_WHAT IS ASKED_:
Give every line of the data again, unchanged, but with no pictures.

# # # # # # #

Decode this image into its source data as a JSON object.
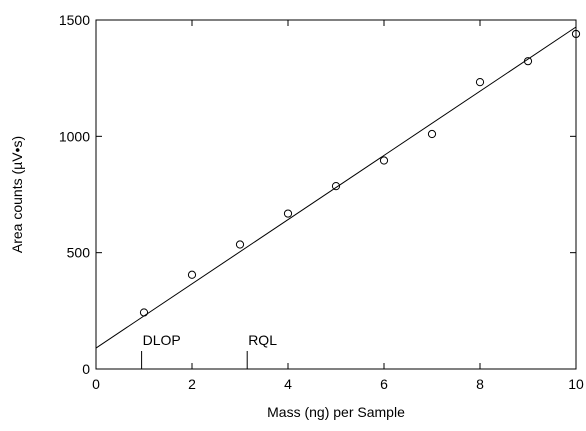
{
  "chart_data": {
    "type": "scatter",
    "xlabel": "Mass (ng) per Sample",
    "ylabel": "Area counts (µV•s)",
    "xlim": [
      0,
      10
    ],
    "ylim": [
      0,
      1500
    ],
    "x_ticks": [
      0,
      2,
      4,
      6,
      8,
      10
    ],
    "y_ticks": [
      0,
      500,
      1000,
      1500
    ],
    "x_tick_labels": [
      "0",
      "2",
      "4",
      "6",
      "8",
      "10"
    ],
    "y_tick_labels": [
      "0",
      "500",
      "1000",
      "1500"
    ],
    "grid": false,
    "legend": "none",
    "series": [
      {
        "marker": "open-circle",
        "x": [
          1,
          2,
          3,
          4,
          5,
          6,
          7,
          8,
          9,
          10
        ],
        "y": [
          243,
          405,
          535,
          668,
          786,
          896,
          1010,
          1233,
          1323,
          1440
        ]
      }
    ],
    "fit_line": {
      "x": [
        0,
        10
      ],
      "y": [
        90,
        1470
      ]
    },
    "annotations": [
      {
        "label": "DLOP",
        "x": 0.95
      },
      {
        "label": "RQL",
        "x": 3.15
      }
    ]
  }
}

# # # # # # #

_FULL OUTPUT_:
Decode this image into its source data as a JSON object.
{
  "chart_data": {
    "type": "scatter",
    "xlabel": "Mass (ng) per Sample",
    "ylabel": "Area counts (µV•s)",
    "xlim": [
      0,
      10
    ],
    "ylim": [
      0,
      1500
    ],
    "x_ticks": [
      0,
      2,
      4,
      6,
      8,
      10
    ],
    "y_ticks": [
      0,
      500,
      1000,
      1500
    ],
    "x_tick_labels": [
      "0",
      "2",
      "4",
      "6",
      "8",
      "10"
    ],
    "y_tick_labels": [
      "0",
      "500",
      "1000",
      "1500"
    ],
    "grid": false,
    "legend": "none",
    "series": [
      {
        "marker": "open-circle",
        "x": [
          1,
          2,
          3,
          4,
          5,
          6,
          7,
          8,
          9,
          10
        ],
        "y": [
          243,
          405,
          535,
          668,
          786,
          896,
          1010,
          1233,
          1323,
          1440
        ]
      }
    ],
    "fit_line": {
      "x": [
        0,
        10
      ],
      "y": [
        90,
        1470
      ]
    },
    "annotations": [
      {
        "label": "DLOP",
        "x": 0.95
      },
      {
        "label": "RQL",
        "x": 3.15
      }
    ]
  }
}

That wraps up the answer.